**EXERCISE PROMPT**
Determine how many lines carry the word "FIBERID". Output that number only.

(Figure record listings)
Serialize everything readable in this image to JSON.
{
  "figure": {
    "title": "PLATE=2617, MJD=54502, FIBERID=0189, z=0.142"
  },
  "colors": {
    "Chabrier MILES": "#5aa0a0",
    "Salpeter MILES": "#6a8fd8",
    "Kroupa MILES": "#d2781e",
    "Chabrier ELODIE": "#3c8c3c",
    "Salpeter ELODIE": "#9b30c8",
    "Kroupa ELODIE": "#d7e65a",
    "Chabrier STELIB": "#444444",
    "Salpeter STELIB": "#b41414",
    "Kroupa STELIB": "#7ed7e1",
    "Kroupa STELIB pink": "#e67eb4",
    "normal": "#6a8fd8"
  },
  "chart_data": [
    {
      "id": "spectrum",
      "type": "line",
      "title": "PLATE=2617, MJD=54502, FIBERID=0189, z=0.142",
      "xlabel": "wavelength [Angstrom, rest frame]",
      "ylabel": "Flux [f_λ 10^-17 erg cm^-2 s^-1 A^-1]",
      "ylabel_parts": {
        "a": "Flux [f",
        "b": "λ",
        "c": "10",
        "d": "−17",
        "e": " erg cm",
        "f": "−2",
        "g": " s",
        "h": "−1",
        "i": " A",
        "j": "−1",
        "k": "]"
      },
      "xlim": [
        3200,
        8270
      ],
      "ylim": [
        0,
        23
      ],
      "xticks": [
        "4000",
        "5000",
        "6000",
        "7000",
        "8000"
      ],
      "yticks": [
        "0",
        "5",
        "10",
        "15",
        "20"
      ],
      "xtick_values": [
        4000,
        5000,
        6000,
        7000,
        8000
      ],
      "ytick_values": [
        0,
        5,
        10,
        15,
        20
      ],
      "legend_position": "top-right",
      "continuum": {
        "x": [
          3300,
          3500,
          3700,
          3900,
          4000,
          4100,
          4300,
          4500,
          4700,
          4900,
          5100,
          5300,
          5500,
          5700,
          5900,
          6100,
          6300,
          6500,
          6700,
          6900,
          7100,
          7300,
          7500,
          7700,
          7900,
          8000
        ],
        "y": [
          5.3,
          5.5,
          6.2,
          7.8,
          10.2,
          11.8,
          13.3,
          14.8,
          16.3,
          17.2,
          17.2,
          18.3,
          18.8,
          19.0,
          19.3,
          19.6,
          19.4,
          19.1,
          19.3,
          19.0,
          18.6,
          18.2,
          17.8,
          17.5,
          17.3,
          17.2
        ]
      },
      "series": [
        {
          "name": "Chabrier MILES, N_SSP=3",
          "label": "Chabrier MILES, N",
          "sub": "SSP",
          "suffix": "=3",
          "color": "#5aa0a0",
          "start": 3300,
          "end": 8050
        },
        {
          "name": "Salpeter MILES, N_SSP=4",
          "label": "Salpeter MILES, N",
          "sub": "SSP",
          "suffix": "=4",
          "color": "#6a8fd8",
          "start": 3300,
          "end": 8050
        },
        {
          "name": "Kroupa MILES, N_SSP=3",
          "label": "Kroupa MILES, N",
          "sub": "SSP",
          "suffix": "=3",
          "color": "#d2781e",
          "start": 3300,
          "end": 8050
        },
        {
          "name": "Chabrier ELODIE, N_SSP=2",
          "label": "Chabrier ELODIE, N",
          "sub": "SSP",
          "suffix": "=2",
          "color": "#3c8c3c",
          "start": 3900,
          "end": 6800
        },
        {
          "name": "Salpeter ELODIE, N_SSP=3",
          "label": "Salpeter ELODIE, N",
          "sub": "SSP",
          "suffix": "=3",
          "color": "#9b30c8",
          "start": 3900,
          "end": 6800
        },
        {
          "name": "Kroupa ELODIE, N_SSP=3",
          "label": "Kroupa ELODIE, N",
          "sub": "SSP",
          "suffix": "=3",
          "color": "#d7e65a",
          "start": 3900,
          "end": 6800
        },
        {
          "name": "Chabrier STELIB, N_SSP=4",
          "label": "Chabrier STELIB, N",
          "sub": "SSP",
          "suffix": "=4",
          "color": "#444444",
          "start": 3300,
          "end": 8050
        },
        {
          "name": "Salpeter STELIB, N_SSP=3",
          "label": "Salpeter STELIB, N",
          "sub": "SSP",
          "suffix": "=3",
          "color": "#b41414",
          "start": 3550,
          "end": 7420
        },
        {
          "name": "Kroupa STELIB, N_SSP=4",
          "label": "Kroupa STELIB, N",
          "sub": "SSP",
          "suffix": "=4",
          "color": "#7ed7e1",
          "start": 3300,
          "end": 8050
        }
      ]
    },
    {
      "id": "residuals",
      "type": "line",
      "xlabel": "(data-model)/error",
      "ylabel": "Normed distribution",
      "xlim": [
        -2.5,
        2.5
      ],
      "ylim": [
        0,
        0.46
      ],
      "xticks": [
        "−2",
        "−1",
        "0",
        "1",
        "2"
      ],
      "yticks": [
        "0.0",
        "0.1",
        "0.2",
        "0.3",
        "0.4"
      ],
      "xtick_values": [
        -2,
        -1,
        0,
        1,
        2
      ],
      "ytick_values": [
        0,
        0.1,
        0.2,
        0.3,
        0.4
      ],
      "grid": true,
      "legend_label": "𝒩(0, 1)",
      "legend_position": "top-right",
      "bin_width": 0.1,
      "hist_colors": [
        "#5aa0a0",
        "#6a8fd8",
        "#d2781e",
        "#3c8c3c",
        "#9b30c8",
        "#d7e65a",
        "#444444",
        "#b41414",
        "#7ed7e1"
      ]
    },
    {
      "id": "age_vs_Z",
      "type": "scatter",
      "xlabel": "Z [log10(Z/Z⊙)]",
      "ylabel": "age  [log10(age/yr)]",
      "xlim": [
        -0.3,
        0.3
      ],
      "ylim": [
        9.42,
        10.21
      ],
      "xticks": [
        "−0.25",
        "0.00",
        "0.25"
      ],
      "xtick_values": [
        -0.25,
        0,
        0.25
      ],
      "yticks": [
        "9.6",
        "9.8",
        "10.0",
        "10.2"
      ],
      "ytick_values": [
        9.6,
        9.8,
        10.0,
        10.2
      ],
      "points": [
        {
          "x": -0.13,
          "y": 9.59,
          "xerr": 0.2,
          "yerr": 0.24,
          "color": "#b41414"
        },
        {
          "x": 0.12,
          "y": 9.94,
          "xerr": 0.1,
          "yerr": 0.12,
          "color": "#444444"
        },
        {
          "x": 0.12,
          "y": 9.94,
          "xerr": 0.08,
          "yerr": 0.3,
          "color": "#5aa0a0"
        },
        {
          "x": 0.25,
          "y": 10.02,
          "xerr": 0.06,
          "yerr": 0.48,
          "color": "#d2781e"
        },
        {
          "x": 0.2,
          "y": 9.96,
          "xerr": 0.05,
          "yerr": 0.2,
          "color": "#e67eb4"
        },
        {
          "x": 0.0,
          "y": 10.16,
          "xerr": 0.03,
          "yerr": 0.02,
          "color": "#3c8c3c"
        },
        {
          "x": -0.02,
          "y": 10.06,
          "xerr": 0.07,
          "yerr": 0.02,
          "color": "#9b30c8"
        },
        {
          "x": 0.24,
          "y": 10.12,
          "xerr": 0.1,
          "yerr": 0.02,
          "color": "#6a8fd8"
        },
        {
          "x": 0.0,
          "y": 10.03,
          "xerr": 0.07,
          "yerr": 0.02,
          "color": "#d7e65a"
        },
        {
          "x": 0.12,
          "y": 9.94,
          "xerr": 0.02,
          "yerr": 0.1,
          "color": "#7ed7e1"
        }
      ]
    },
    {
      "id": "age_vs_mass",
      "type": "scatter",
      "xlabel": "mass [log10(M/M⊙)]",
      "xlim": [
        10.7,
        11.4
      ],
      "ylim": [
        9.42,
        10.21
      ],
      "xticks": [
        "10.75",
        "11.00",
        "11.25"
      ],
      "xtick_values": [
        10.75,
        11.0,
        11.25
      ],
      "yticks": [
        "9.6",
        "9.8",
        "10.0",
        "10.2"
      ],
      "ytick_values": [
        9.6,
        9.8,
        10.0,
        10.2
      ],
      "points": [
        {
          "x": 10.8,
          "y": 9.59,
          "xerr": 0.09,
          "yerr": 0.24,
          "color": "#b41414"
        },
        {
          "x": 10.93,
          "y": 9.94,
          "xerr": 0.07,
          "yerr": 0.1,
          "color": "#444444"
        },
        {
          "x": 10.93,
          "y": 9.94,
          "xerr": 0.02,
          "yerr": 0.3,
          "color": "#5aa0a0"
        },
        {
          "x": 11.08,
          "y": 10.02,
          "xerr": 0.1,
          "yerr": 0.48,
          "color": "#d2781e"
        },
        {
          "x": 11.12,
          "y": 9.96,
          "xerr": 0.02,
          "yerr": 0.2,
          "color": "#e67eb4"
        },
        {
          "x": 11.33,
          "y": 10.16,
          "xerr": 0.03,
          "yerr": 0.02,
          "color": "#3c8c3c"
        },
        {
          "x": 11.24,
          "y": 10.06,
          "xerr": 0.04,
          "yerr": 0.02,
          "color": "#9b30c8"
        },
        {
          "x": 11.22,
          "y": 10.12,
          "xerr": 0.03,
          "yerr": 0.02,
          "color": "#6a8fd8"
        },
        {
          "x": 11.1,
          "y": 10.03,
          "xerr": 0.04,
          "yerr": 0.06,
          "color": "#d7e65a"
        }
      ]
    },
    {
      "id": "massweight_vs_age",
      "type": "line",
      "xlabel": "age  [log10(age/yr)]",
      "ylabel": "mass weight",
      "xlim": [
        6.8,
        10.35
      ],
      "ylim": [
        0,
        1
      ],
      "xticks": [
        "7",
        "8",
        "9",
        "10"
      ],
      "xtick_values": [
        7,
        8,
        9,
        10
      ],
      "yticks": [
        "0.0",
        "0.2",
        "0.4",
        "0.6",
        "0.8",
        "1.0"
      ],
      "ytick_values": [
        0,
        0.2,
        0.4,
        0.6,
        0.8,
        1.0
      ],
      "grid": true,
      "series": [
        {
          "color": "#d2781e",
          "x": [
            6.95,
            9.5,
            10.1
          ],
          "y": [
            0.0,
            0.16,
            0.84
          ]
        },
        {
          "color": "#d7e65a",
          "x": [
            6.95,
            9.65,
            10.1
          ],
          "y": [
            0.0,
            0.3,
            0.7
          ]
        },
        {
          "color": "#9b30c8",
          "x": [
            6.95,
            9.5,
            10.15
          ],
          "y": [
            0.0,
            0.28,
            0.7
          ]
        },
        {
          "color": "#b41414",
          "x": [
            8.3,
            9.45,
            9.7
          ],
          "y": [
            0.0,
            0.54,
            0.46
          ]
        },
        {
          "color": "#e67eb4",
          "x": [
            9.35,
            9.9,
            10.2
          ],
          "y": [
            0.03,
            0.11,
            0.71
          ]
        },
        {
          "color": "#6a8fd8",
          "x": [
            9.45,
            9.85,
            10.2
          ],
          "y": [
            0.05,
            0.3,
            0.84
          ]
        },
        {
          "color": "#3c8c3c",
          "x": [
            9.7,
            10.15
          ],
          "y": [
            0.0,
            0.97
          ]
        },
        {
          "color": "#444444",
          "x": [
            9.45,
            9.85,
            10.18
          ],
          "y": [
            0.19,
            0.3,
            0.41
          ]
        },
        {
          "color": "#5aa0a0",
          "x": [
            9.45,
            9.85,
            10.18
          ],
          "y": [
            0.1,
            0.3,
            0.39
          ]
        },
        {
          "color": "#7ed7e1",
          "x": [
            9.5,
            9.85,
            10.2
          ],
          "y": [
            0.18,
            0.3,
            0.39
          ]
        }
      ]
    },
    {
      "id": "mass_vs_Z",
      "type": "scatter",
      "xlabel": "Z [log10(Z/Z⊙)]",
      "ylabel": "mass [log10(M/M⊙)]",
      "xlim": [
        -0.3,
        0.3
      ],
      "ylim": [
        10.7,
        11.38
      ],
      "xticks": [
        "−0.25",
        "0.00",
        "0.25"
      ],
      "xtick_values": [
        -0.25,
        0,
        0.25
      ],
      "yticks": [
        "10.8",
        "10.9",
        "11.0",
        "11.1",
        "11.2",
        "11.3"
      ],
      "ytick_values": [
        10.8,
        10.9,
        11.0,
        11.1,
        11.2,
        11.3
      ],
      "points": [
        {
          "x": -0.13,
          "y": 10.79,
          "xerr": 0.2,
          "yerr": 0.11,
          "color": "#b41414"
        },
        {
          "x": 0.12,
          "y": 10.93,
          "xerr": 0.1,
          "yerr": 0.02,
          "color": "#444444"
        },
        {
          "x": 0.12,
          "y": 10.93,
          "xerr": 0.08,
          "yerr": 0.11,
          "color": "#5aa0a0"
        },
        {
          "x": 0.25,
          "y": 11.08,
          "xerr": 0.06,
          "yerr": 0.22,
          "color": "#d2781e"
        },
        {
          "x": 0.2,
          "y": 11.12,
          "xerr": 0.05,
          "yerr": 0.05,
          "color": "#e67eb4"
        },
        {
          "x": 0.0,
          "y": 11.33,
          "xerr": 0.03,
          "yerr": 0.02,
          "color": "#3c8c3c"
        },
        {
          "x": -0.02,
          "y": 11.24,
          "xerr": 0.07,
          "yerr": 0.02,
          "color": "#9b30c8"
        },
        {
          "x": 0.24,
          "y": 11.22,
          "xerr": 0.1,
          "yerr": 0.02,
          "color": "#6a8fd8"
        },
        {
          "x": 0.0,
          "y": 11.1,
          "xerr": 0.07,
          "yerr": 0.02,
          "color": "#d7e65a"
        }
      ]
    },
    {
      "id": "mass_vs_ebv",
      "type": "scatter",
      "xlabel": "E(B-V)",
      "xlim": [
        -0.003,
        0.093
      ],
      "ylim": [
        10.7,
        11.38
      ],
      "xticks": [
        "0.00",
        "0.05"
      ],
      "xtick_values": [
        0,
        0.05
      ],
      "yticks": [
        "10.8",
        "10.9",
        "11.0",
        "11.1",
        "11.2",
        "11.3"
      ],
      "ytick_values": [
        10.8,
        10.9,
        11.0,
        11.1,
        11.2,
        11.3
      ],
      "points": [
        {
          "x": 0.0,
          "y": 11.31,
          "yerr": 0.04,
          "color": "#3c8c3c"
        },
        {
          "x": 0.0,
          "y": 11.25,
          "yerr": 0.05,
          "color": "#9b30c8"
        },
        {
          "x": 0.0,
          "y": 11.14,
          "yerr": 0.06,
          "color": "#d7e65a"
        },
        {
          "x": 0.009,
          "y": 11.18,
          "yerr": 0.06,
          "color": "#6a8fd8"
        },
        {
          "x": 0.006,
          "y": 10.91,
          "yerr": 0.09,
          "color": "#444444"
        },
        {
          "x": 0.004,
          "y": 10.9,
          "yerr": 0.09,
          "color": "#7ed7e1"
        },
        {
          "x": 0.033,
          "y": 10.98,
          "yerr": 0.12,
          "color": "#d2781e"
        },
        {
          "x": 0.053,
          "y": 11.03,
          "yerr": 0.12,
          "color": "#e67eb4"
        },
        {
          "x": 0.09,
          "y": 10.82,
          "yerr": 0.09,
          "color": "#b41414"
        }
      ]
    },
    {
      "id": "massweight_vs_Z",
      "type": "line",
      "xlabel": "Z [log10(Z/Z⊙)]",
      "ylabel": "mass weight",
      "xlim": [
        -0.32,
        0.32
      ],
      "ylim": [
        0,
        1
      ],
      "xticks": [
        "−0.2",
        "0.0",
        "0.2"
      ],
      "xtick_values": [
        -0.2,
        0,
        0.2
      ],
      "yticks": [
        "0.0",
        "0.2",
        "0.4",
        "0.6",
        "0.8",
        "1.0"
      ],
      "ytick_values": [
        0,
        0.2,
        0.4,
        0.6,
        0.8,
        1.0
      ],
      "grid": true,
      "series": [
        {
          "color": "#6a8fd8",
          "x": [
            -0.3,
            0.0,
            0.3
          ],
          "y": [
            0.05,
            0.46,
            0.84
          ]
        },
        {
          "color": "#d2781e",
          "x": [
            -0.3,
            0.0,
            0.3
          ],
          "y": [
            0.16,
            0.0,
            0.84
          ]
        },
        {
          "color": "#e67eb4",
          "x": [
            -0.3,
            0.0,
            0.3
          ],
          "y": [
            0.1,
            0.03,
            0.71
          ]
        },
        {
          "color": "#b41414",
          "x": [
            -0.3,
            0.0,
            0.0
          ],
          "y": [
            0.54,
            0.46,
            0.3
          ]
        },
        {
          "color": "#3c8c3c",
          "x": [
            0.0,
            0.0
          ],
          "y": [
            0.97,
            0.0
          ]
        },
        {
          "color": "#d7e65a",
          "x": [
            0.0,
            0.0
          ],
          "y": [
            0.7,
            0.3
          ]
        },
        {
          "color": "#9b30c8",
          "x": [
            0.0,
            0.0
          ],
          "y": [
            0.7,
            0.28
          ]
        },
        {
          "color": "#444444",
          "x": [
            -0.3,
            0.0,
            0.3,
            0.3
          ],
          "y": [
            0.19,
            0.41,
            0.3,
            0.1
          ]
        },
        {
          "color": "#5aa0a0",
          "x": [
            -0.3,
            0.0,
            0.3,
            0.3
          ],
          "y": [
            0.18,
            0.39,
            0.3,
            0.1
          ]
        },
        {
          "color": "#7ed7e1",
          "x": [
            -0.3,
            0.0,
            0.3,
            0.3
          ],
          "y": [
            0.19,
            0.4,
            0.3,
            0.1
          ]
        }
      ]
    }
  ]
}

**SOLUTION TO THIS PROBLEM**
2